• **Required task**
Say how many lines of the listing below contain "name", giving the number and nothing else.

Structured figure records
-- Start --
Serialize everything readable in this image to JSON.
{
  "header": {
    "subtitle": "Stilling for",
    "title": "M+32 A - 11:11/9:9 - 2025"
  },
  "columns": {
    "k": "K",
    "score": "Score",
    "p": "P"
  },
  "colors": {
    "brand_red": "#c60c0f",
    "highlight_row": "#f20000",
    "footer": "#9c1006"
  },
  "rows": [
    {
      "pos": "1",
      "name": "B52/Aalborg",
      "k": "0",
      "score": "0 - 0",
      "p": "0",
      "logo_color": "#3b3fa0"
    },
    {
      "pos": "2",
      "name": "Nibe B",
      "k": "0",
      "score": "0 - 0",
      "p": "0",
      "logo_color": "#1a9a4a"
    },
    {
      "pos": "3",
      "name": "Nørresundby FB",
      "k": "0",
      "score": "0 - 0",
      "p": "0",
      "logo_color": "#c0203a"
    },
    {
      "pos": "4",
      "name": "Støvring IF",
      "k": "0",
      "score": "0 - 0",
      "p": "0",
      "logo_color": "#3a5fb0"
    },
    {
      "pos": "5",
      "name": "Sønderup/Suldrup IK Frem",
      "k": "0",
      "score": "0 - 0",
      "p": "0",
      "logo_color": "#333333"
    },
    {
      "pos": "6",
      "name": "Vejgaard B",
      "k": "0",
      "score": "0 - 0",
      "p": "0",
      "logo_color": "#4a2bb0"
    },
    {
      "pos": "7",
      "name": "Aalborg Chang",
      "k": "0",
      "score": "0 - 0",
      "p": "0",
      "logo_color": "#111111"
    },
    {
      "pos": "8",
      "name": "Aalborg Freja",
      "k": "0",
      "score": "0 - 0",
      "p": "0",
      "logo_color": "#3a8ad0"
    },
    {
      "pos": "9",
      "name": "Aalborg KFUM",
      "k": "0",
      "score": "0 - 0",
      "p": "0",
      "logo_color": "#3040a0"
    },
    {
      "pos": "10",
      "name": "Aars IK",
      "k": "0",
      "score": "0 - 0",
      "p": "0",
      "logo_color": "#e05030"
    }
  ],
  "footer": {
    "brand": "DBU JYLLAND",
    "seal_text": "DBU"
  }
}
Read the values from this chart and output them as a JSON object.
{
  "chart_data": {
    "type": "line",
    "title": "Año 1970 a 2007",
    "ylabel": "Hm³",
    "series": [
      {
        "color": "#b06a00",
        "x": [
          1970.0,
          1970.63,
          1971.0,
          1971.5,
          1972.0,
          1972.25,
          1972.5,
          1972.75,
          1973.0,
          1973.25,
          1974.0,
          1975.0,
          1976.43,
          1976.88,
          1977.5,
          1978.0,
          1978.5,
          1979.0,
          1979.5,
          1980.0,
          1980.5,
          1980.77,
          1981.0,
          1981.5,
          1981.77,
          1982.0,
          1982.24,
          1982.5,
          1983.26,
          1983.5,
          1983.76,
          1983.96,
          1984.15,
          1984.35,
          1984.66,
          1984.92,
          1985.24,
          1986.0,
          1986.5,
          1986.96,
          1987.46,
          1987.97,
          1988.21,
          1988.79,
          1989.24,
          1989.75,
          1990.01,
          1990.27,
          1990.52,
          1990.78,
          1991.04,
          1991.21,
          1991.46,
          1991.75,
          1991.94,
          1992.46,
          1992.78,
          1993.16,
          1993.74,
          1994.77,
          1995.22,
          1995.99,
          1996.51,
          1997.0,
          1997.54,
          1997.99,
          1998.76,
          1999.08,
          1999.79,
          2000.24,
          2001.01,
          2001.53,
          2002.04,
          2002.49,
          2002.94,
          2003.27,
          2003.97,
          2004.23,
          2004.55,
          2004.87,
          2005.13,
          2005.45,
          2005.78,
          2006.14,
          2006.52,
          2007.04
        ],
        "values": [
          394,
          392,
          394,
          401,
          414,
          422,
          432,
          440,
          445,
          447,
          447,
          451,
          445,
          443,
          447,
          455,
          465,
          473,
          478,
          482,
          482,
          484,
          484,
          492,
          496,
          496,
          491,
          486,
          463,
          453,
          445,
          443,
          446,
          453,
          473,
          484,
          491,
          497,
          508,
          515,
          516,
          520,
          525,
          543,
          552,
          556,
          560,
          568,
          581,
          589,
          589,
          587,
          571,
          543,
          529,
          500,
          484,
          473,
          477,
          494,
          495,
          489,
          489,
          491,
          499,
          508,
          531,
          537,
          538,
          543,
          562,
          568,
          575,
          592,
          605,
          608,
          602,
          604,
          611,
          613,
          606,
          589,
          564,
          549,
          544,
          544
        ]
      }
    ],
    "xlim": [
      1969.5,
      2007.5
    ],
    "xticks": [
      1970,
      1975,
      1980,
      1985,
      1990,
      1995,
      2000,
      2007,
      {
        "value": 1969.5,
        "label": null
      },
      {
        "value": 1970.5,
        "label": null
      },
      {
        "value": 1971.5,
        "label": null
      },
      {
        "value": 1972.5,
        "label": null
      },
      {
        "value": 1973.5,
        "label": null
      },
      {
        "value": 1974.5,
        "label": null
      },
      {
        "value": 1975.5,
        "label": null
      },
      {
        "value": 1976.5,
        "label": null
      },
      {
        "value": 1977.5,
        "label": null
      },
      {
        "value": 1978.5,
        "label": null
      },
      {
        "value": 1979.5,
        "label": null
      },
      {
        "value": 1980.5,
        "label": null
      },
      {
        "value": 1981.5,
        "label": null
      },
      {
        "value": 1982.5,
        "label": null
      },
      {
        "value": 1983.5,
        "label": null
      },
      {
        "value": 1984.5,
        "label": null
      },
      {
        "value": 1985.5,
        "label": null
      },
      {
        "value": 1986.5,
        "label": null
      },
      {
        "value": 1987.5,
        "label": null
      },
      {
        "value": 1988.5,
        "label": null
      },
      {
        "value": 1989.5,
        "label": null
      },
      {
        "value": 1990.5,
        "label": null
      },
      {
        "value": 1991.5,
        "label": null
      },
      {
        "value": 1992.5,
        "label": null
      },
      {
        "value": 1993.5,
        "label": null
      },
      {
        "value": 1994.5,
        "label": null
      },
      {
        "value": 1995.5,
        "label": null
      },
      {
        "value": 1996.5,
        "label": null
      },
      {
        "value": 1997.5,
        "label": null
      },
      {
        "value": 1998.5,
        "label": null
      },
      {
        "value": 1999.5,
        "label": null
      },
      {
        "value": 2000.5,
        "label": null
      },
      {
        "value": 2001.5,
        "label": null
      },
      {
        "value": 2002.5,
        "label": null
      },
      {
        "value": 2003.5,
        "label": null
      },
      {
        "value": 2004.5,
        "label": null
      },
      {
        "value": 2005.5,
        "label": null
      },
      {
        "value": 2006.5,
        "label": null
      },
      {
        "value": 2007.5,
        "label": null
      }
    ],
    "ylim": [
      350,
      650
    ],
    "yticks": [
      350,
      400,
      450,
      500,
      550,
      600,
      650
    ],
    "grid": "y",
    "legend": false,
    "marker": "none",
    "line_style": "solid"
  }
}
-- End --
• **Answer to this task**
10